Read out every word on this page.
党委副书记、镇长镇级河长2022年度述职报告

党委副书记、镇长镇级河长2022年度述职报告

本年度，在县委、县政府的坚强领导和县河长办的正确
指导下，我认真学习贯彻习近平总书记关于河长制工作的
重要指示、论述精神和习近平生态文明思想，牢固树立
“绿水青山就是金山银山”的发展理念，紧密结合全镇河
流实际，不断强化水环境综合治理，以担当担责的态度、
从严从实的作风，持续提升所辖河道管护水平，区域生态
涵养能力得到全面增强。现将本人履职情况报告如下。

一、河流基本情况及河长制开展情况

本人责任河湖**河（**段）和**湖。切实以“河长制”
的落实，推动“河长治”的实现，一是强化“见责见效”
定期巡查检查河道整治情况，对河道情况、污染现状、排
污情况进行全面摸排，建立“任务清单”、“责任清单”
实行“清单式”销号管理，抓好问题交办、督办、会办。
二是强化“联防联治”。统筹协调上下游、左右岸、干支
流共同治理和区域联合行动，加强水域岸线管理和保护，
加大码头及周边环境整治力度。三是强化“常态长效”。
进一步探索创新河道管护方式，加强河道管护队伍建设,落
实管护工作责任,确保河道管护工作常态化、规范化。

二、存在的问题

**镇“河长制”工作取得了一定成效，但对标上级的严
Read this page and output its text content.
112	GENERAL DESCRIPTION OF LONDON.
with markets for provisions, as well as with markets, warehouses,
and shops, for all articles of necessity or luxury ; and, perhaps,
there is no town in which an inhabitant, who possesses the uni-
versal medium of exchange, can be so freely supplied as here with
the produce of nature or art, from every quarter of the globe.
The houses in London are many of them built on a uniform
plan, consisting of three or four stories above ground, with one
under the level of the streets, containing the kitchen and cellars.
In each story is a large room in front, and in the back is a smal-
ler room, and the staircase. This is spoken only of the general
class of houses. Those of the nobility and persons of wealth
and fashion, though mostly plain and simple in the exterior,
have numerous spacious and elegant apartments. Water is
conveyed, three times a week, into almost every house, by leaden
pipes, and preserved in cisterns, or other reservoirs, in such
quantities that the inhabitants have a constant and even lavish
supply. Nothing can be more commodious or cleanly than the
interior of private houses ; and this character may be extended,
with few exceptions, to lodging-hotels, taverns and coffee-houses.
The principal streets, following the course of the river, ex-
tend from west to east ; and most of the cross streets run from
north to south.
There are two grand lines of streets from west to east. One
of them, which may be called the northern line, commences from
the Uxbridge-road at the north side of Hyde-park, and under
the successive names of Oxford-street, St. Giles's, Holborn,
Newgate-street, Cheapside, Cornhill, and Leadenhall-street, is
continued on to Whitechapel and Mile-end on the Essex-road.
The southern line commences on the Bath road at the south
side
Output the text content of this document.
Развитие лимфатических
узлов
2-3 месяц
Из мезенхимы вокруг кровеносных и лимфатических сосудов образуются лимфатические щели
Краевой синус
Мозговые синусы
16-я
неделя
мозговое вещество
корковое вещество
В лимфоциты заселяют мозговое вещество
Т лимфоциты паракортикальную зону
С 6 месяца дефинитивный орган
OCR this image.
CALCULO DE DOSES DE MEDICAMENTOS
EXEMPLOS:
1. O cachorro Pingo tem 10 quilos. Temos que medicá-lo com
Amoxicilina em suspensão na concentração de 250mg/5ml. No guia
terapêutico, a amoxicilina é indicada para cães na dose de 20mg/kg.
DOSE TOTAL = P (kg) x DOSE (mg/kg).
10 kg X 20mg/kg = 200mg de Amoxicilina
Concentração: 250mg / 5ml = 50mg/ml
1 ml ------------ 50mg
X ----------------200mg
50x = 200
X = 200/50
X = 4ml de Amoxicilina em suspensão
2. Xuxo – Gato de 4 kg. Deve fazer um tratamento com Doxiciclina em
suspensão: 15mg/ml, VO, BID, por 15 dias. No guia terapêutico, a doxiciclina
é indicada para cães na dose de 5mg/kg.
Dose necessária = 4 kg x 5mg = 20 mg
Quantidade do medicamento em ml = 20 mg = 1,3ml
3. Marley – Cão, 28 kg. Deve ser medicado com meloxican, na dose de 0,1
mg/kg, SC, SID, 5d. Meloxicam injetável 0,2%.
====
- [GIVEN INSTRUCTION] Count how many lines of the material hold the string "them". Give the number and nothing more.

- [REPLY TO THE EXERCISE] 2